TASK GOAL
Search the material for the word "true" and report each line where it turns up.

DATA PROVIDED
- - - - - - -

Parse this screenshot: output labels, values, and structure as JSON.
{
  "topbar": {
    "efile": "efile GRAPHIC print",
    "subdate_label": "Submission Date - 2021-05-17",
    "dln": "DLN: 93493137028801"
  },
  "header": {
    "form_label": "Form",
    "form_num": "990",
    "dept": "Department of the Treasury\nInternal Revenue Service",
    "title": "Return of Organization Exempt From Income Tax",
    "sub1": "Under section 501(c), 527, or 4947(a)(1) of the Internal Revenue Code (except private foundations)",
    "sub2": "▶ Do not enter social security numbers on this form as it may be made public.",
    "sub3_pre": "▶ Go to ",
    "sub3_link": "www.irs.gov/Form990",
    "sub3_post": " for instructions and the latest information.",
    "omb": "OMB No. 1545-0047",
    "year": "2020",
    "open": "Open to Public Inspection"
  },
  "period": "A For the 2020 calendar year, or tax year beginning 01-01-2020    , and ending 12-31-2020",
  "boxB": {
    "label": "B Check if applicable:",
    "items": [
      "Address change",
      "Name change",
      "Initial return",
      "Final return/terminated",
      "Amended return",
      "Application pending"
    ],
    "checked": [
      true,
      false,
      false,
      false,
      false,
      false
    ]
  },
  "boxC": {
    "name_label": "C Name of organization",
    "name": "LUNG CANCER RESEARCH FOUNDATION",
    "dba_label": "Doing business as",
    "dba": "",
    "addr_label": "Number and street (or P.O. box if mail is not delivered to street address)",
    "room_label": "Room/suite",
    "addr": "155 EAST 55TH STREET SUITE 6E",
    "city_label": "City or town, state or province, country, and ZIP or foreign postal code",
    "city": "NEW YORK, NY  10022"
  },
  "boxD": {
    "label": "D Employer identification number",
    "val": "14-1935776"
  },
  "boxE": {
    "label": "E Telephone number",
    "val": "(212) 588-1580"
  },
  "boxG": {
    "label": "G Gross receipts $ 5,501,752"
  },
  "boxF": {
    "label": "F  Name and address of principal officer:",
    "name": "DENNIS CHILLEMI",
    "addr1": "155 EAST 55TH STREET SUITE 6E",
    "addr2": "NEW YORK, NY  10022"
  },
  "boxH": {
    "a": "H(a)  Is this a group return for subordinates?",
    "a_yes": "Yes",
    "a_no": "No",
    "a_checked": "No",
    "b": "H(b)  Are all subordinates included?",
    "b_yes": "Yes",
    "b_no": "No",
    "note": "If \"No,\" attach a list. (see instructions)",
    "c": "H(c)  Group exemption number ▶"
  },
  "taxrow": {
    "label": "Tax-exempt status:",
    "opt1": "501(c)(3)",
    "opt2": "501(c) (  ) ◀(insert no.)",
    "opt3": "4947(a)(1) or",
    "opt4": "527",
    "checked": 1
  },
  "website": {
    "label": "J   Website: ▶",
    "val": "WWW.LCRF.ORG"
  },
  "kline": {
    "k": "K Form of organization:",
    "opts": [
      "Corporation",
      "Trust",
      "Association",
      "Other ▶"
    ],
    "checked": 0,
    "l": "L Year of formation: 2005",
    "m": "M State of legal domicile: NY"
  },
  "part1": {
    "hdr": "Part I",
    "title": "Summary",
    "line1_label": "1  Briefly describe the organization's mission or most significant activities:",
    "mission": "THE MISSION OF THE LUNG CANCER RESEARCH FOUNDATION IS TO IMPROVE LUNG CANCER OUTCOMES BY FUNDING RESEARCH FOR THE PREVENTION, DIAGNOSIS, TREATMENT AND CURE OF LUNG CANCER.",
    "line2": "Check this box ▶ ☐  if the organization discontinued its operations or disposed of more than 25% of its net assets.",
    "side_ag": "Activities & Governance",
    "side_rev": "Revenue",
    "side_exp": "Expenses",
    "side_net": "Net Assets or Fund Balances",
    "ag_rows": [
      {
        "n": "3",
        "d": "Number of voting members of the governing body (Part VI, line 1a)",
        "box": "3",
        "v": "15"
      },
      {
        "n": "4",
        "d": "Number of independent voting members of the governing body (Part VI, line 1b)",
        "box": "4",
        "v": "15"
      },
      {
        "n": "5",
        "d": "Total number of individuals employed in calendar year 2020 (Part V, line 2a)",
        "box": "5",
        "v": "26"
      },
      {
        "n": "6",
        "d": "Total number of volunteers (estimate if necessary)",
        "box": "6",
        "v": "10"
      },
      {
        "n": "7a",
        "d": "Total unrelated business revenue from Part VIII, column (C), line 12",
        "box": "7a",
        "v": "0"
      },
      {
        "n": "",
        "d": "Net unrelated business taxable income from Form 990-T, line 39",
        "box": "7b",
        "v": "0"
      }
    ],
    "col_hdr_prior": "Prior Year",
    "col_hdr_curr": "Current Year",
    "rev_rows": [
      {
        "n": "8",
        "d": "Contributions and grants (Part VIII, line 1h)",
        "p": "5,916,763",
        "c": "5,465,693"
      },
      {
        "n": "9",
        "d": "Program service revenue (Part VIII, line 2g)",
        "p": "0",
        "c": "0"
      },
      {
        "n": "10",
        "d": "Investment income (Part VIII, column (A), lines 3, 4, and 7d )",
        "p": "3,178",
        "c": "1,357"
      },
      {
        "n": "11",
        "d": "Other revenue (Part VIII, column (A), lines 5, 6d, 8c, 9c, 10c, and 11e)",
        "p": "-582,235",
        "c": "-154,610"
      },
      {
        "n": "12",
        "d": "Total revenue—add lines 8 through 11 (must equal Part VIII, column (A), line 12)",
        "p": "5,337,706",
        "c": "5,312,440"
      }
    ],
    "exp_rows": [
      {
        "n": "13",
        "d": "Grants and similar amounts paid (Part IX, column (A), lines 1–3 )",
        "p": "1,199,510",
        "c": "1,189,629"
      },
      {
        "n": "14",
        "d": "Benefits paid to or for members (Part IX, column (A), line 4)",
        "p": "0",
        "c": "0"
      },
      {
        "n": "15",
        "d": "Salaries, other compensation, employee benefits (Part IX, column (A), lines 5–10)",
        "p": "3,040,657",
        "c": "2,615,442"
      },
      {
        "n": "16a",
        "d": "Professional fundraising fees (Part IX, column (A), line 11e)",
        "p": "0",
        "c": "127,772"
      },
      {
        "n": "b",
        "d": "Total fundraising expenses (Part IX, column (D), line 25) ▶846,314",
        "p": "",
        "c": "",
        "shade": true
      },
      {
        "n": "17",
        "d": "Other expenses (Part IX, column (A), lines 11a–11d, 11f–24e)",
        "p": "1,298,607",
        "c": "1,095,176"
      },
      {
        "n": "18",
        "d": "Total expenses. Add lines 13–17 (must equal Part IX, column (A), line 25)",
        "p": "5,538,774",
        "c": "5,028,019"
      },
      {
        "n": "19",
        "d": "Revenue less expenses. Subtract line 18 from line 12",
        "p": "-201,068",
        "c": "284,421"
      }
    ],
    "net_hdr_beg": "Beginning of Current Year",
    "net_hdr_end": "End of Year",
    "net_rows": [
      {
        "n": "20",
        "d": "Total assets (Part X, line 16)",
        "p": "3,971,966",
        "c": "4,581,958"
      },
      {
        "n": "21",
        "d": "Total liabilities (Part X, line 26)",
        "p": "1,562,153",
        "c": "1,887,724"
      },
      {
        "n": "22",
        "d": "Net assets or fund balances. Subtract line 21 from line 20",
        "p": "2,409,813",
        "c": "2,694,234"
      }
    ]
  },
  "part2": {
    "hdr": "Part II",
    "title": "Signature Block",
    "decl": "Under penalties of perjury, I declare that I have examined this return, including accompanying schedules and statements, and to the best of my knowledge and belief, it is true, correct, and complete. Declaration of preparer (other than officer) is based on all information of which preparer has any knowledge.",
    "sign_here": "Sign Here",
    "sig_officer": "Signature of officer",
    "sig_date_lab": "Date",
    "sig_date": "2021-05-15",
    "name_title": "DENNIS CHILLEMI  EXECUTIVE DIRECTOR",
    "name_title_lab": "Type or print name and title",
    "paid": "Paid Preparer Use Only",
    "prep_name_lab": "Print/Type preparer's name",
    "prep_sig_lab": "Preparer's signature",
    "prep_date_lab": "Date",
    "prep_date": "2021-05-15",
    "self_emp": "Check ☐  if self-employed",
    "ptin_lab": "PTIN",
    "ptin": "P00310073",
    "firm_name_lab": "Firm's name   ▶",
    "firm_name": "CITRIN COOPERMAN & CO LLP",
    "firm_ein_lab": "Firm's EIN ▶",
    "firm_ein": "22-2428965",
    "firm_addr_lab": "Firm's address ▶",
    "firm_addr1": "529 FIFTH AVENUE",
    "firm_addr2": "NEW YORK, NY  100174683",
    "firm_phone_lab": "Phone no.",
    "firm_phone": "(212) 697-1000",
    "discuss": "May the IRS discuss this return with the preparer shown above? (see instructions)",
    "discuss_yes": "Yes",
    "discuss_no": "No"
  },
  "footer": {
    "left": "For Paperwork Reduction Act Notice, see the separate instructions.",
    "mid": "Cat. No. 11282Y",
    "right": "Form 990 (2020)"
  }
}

- - - - - - -

PROBLEM SOLUTION
      true,
        "shade": true
    "decl": "Under penalties of perjury, I declare that I have examined this return, including accompanying schedules and statements, and to the best of my knowledge and belief, it is true, correct, and complete. Declaration of preparer (other than officer) is based on all information of which preparer has any knowledge.",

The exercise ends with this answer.